#### DATA PROVIDED

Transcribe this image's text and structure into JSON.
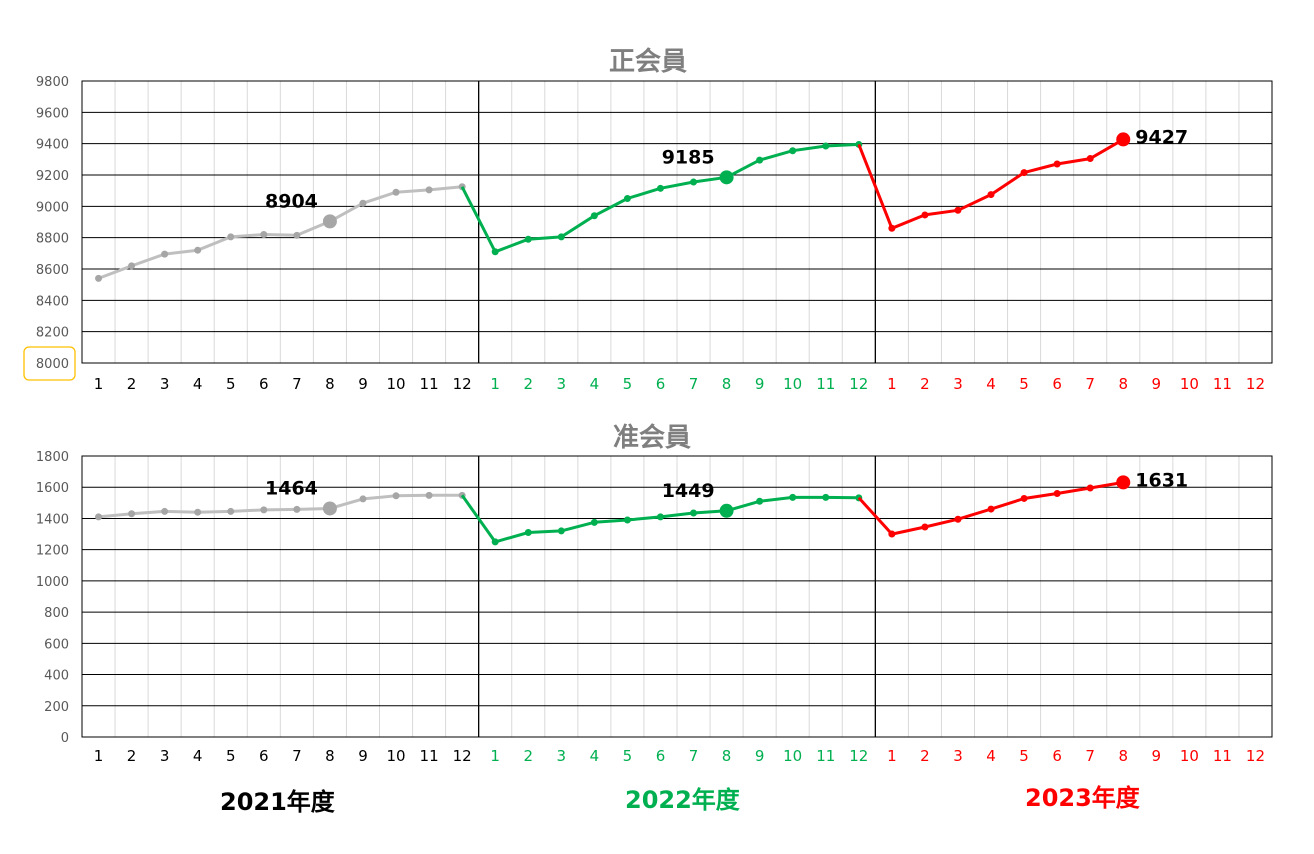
{
  "chart_data": [
    {
      "type": "line",
      "title": "正会員",
      "ylim": [
        8000,
        9800
      ],
      "ytick_labels": [
        "8000",
        "8200",
        "8400",
        "8600",
        "8800",
        "9000",
        "9200",
        "9400",
        "9600",
        "9800"
      ],
      "grid": true,
      "x_tick_labels": [
        "1",
        "2",
        "3",
        "4",
        "5",
        "6",
        "7",
        "8",
        "9",
        "10",
        "11",
        "12",
        "1",
        "2",
        "3",
        "4",
        "5",
        "6",
        "7",
        "8",
        "9",
        "10",
        "11",
        "12",
        "1",
        "2",
        "3",
        "4",
        "5",
        "6",
        "7",
        "8",
        "9",
        "10",
        "11",
        "12"
      ],
      "series": [
        {
          "name": "2021年度",
          "color": "#bfbfbf",
          "marker_color": "#a6a6a6",
          "start_index": 0,
          "values": [
            8540,
            8620,
            8695,
            8720,
            8805,
            8820,
            8815,
            8904,
            9020,
            9090,
            9105,
            9125
          ]
        },
        {
          "name": "2022年度",
          "color": "#00b050",
          "marker_color": "#00b050",
          "start_index": 11,
          "values": [
            9125,
            8710,
            8790,
            8805,
            8940,
            9050,
            9115,
            9155,
            9185,
            9295,
            9355,
            9385,
            9395
          ]
        },
        {
          "name": "2023年度",
          "color": "#ff0000",
          "marker_color": "#ff0000",
          "start_index": 23,
          "values": [
            9395,
            8860,
            8945,
            8975,
            9075,
            9215,
            9270,
            9305,
            9427
          ]
        }
      ],
      "highlights": [
        {
          "index": 7,
          "label": "8904",
          "color": "#a6a6a6",
          "label_color": "#000000"
        },
        {
          "index": 19,
          "label": "9185",
          "color": "#00b050",
          "label_color": "#000000"
        },
        {
          "index": 31,
          "label": "9427",
          "color": "#ff0000",
          "label_color": "#000000"
        }
      ]
    },
    {
      "type": "line",
      "title": "准会員",
      "ylim": [
        0,
        1800
      ],
      "ytick_labels": [
        "0",
        "200",
        "400",
        "600",
        "800",
        "1000",
        "1200",
        "1400",
        "1600",
        "1800"
      ],
      "grid": true,
      "x_tick_labels": [
        "1",
        "2",
        "3",
        "4",
        "5",
        "6",
        "7",
        "8",
        "9",
        "10",
        "11",
        "12",
        "1",
        "2",
        "3",
        "4",
        "5",
        "6",
        "7",
        "8",
        "9",
        "10",
        "11",
        "12",
        "1",
        "2",
        "3",
        "4",
        "5",
        "6",
        "7",
        "8",
        "9",
        "10",
        "11",
        "12"
      ],
      "series": [
        {
          "name": "2021年度",
          "color": "#bfbfbf",
          "marker_color": "#a6a6a6",
          "start_index": 0,
          "values": [
            1410,
            1430,
            1445,
            1440,
            1445,
            1455,
            1458,
            1464,
            1525,
            1545,
            1548,
            1548
          ]
        },
        {
          "name": "2022年度",
          "color": "#00b050",
          "marker_color": "#00b050",
          "start_index": 11,
          "values": [
            1548,
            1250,
            1310,
            1320,
            1375,
            1390,
            1410,
            1435,
            1449,
            1510,
            1535,
            1535,
            1532
          ]
        },
        {
          "name": "2023年度",
          "color": "#ff0000",
          "marker_color": "#ff0000",
          "start_index": 23,
          "values": [
            1532,
            1300,
            1345,
            1395,
            1460,
            1528,
            1560,
            1595,
            1631
          ]
        }
      ],
      "highlights": [
        {
          "index": 7,
          "label": "1464",
          "color": "#a6a6a6",
          "label_color": "#000000"
        },
        {
          "index": 19,
          "label": "1449",
          "color": "#00b050",
          "label_color": "#000000"
        },
        {
          "index": 31,
          "label": "1631",
          "color": "#ff0000",
          "label_color": "#000000"
        }
      ]
    }
  ],
  "fiscal_years": [
    {
      "label": "2021年度",
      "color": "#000000"
    },
    {
      "label": "2022年度",
      "color": "#00b050"
    },
    {
      "label": "2023年度",
      "color": "#ff0000"
    }
  ],
  "colors": {
    "tick_year1": "#000000",
    "tick_year2": "#00b050",
    "tick_year3": "#ff0000",
    "title": "#7f7f7f",
    "ytick": "#595959",
    "ytick_highlight_border": "#ffc000"
  }
}
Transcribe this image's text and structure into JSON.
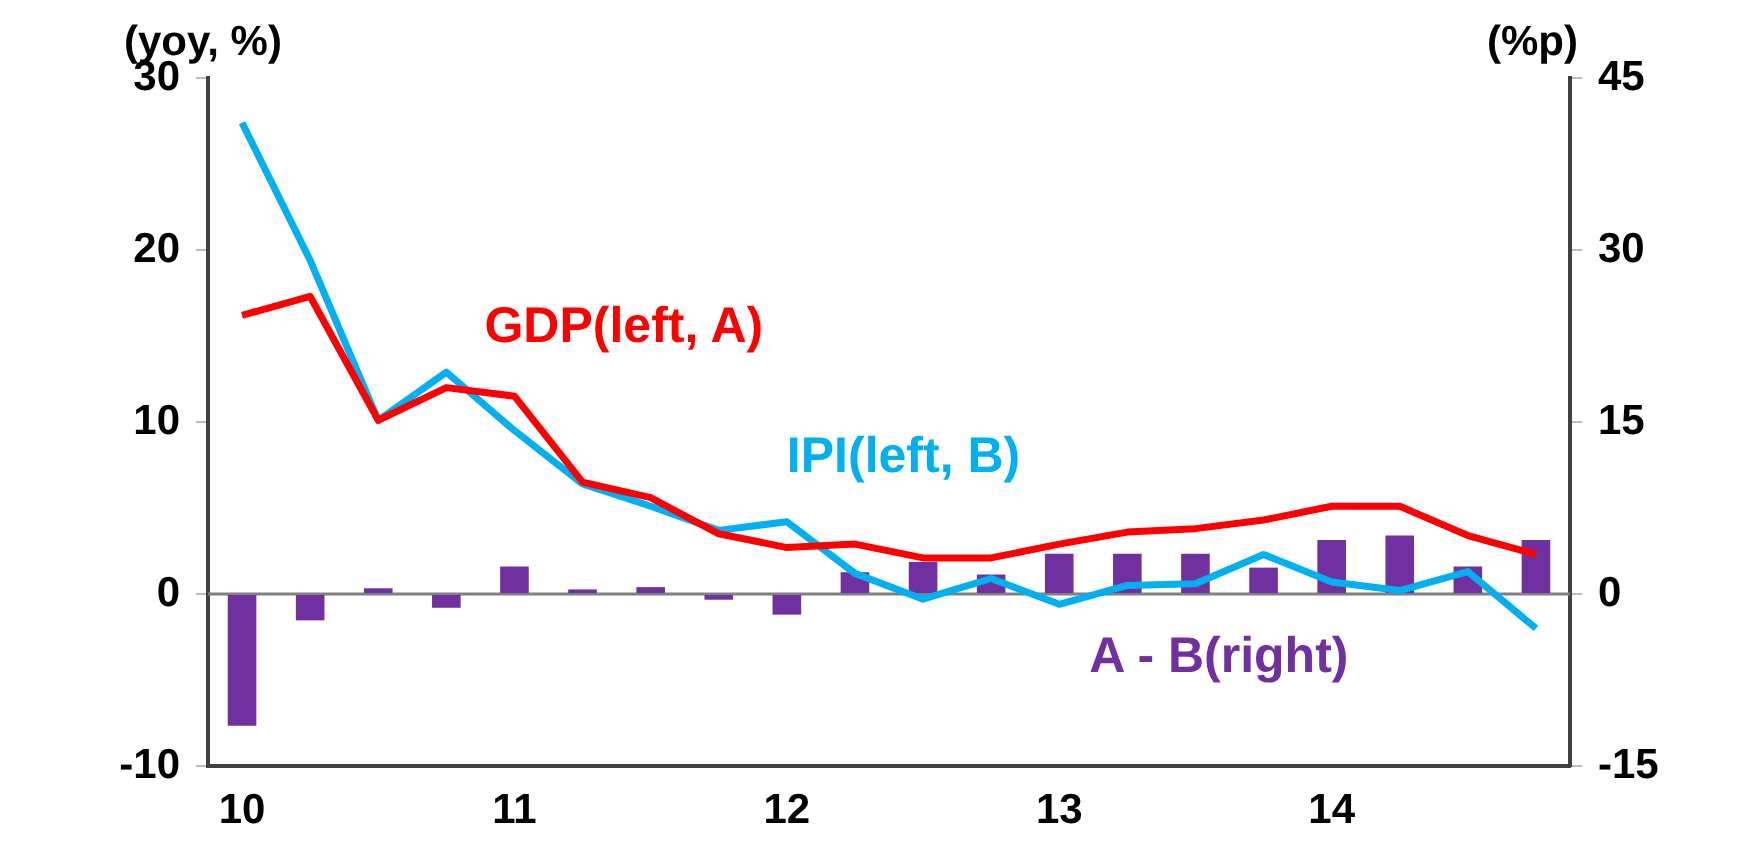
{
  "chart_data": {
    "type": "line",
    "ylabel": "(yoy, %)",
    "y2label": "(%p)",
    "categories": [
      "10",
      null,
      null,
      null,
      "11",
      null,
      null,
      null,
      "12",
      null,
      null,
      null,
      "13",
      null,
      null,
      null,
      "14",
      null,
      null,
      null
    ],
    "series": [
      {
        "name": "A - B(right)",
        "type": "bar",
        "axis": "y2",
        "color": "#7030a0",
        "values": [
          -11.5,
          -2.3,
          0.5,
          -1.2,
          2.4,
          0.4,
          0.6,
          -0.5,
          -1.8,
          1.9,
          2.8,
          1.7,
          3.5,
          3.5,
          3.5,
          2.3,
          4.7,
          5.1,
          2.4,
          4.7
        ]
      },
      {
        "name": "GDP(left, A)",
        "color": "#ff0000",
        "values": [
          16.2,
          17.3,
          10.1,
          12.0,
          11.5,
          6.5,
          5.6,
          3.5,
          2.7,
          2.9,
          2.1,
          2.1,
          2.9,
          3.6,
          3.8,
          4.3,
          5.1,
          5.1,
          3.4,
          2.3
        ]
      },
      {
        "name": "IPI(left, B)",
        "color": "#00b0f0",
        "values": [
          27.4,
          19.4,
          10.1,
          12.9,
          9.5,
          6.4,
          5.1,
          3.7,
          4.2,
          1.2,
          -0.3,
          0.9,
          -0.6,
          0.5,
          0.6,
          2.3,
          0.7,
          0.2,
          1.3,
          -2.0
        ]
      }
    ],
    "ylim": [
      -10,
      30
    ],
    "yticks": [
      -10,
      0,
      10,
      20,
      30
    ],
    "y2lim": [
      -15,
      45
    ],
    "y2ticks": [
      -15,
      0,
      15,
      30,
      45
    ],
    "ref_lines": [
      {
        "axis": "y",
        "value": 0,
        "color": "#808080"
      }
    ],
    "grid": false,
    "legend": false
  }
}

########

EXERCISE.
Retype the listing exactly. Pictures do not belong in the copy.

WORKED ANSWER.
Transcribe this image's text and structure into JSON.
{
  "chart_data": [
    {
      "type": "line",
      "title": "正会員",
      "ylim": [
        8000,
        9800
      ],
      "ytick_labels": [
        "8000",
        "8200",
        "8400",
        "8600",
        "8800",
        "9000",
        "9200",
        "9400",
        "9600",
        "9800"
      ],
      "grid": true,
      "x_tick_labels": [
        "1",
        "2",
        "3",
        "4",
        "5",
        "6",
        "7",
        "8",
        "9",
        "10",
        "11",
        "12",
        "1",
        "2",
        "3",
        "4",
        "5",
        "6",
        "7",
        "8",
        "9",
        "10",
        "11",
        "12",
        "1",
        "2",
        "3",
        "4",
        "5",
        "6",
        "7",
        "8",
        "9",
        "10",
        "11",
        "12"
      ],
      "series": [
        {
          "name": "2021年度",
          "color": "#bfbfbf",
          "marker_color": "#a6a6a6",
          "start_index": 0,
          "values": [
            8540,
            8620,
            8695,
            8720,
            8805,
            8820,
            8815,
            8904,
            9020,
            9090,
            9105,
            9125
          ]
        },
        {
          "name": "2022年度",
          "color": "#00b050",
          "marker_color": "#00b050",
          "start_index": 11,
          "values": [
            9125,
            8710,
            8790,
            8805,
            8940,
            9050,
            9115,
            9155,
            9185,
            9295,
            9355,
            9385,
            9395
          ]
        },
        {
          "name": "2023年度",
          "color": "#ff0000",
          "marker_color": "#ff0000",
          "start_index": 23,
          "values": [
            9395,
            8860,
            8945,
            8975,
            9075,
            9215,
            9270,
            9305,
            9427
          ]
        }
      ],
      "highlights": [
        {
          "index": 7,
          "label": "8904",
          "color": "#a6a6a6",
          "label_color": "#000000"
        },
        {
          "index": 19,
          "label": "9185",
          "color": "#00b050",
          "label_color": "#000000"
        },
        {
          "index": 31,
          "label": "9427",
          "color": "#ff0000",
          "label_color": "#000000"
        }
      ]
    },
    {
      "type": "line",
      "title": "准会員",
      "ylim": [
        0,
        1800
      ],
      "ytick_labels": [
        "0",
        "200",
        "400",
        "600",
        "800",
        "1000",
        "1200",
        "1400",
        "1600",
        "1800"
      ],
      "grid": true,
      "x_tick_labels": [
        "1",
        "2",
        "3",
        "4",
        "5",
        "6",
        "7",
        "8",
        "9",
        "10",
        "11",
        "12",
        "1",
        "2",
        "3",
        "4",
        "5",
        "6",
        "7",
        "8",
        "9",
        "10",
        "11",
        "12",
        "1",
        "2",
        "3",
        "4",
        "5",
        "6",
        "7",
        "8",
        "9",
        "10",
        "11",
        "12"
      ],
      "series": [
        {
          "name": "2021年度",
          "color": "#bfbfbf",
          "marker_color": "#a6a6a6",
          "start_index": 0,
          "values": [
            1410,
            1430,
            1445,
            1440,
            1445,
            1455,
            1458,
            1464,
            1525,
            1545,
            1548,
            1548
          ]
        },
        {
          "name": "2022年度",
          "color": "#00b050",
          "marker_color": "#00b050",
          "start_index": 11,
          "values": [
            1548,
            1250,
            1310,
            1320,
            1375,
            1390,
            1410,
            1435,
            1449,
            1510,
            1535,
            1535,
            1532
          ]
        },
        {
          "name": "2023年度",
          "color": "#ff0000",
          "marker_color": "#ff0000",
          "start_index": 23,
          "values": [
            1532,
            1300,
            1345,
            1395,
            1460,
            1528,
            1560,
            1595,
            1631
          ]
        }
      ],
      "highlights": [
        {
          "index": 7,
          "label": "1464",
          "color": "#a6a6a6",
          "label_color": "#000000"
        },
        {
          "index": 19,
          "label": "1449",
          "color": "#00b050",
          "label_color": "#000000"
        },
        {
          "index": 31,
          "label": "1631",
          "color": "#ff0000",
          "label_color": "#000000"
        }
      ]
    }
  ],
  "fiscal_years": [
    {
      "label": "2021年度",
      "color": "#000000"
    },
    {
      "label": "2022年度",
      "color": "#00b050"
    },
    {
      "label": "2023年度",
      "color": "#ff0000"
    }
  ],
  "colors": {
    "tick_year1": "#000000",
    "tick_year2": "#00b050",
    "tick_year3": "#ff0000",
    "title": "#7f7f7f",
    "ytick": "#595959",
    "ytick_highlight_border": "#ffc000"
  }
}
Transcribe this image's text and structure into JSON.
{
  "chart_data": {
    "type": "line",
    "ylabel": "(yoy, %)",
    "y2label": "(%p)",
    "categories": [
      "10",
      null,
      null,
      null,
      "11",
      null,
      null,
      null,
      "12",
      null,
      null,
      null,
      "13",
      null,
      null,
      null,
      "14",
      null,
      null,
      null
    ],
    "series": [
      {
        "name": "A - B(right)",
        "type": "bar",
        "axis": "y2",
        "color": "#7030a0",
        "values": [
          -11.5,
          -2.3,
          0.5,
          -1.2,
          2.4,
          0.4,
          0.6,
          -0.5,
          -1.8,
          1.9,
          2.8,
          1.7,
          3.5,
          3.5,
          3.5,
          2.3,
          4.7,
          5.1,
          2.4,
          4.7
        ]
      },
      {
        "name": "GDP(left, A)",
        "color": "#ff0000",
        "values": [
          16.2,
          17.3,
          10.1,
          12.0,
          11.5,
          6.5,
          5.6,
          3.5,
          2.7,
          2.9,
          2.1,
          2.1,
          2.9,
          3.6,
          3.8,
          4.3,
          5.1,
          5.1,
          3.4,
          2.3
        ]
      },
      {
        "name": "IPI(left, B)",
        "color": "#00b0f0",
        "values": [
          27.4,
          19.4,
          10.1,
          12.9,
          9.5,
          6.4,
          5.1,
          3.7,
          4.2,
          1.2,
          -0.3,
          0.9,
          -0.6,
          0.5,
          0.6,
          2.3,
          0.7,
          0.2,
          1.3,
          -2.0
        ]
      }
    ],
    "ylim": [
      -10,
      30
    ],
    "yticks": [
      -10,
      0,
      10,
      20,
      30
    ],
    "y2lim": [
      -15,
      45
    ],
    "y2ticks": [
      -15,
      0,
      15,
      30,
      45
    ],
    "ref_lines": [
      {
        "axis": "y",
        "value": 0,
        "color": "#808080"
      }
    ],
    "grid": false,
    "legend": false
  }
}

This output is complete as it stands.